REQUIRED WORK: Give only the number of lines in the records that include the string "words".

TASK DATA:
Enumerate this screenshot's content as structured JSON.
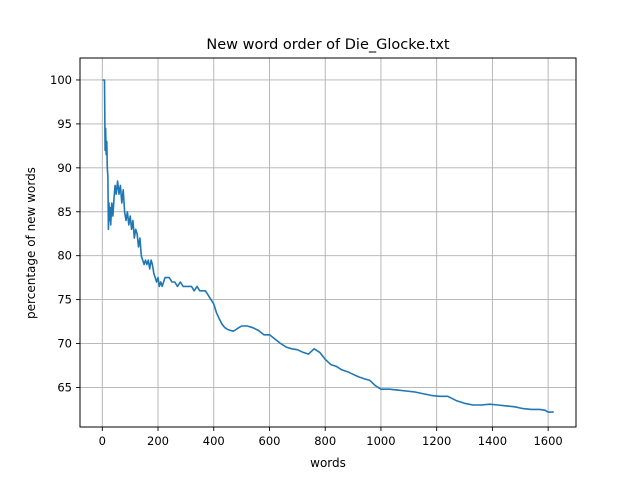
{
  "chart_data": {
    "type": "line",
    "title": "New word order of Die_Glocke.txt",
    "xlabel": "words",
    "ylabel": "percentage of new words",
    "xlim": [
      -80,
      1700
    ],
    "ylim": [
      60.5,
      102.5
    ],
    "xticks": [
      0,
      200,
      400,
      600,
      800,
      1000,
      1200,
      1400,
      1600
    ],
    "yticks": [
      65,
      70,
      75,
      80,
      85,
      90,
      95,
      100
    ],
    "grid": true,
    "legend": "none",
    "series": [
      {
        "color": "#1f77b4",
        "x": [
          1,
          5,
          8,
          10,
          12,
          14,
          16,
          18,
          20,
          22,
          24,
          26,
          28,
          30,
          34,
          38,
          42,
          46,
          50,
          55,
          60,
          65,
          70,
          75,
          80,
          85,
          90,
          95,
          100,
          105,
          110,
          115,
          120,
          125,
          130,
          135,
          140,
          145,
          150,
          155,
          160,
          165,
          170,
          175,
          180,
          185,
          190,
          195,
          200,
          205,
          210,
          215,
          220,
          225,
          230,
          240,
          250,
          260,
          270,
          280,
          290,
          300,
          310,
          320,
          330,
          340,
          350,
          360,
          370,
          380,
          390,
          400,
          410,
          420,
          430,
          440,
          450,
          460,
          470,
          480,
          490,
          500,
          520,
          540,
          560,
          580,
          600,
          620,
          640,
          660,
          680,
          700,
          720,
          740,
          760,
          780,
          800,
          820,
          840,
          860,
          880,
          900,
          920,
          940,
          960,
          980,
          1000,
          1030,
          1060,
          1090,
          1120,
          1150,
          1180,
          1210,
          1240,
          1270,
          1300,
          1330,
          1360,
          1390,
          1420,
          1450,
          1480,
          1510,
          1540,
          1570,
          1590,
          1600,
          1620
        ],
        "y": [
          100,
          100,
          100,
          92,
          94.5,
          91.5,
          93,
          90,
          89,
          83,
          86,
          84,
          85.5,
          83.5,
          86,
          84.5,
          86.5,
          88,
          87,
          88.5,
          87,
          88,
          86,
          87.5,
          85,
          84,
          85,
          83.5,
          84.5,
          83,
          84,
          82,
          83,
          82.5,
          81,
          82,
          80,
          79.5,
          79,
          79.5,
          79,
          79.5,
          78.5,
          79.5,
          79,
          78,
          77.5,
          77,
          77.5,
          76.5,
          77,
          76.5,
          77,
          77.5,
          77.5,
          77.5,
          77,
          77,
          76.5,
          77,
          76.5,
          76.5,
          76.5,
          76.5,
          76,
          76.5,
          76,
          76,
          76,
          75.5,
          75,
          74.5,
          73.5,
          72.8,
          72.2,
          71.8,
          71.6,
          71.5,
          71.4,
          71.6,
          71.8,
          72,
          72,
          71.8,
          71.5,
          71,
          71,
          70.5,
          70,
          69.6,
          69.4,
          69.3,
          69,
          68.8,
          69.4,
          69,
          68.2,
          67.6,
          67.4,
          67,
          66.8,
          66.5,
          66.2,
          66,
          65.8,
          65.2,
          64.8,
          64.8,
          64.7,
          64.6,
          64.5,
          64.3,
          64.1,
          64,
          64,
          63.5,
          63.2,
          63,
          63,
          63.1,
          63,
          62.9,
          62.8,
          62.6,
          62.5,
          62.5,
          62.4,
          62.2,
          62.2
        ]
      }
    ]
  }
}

THE SOLUTION: 2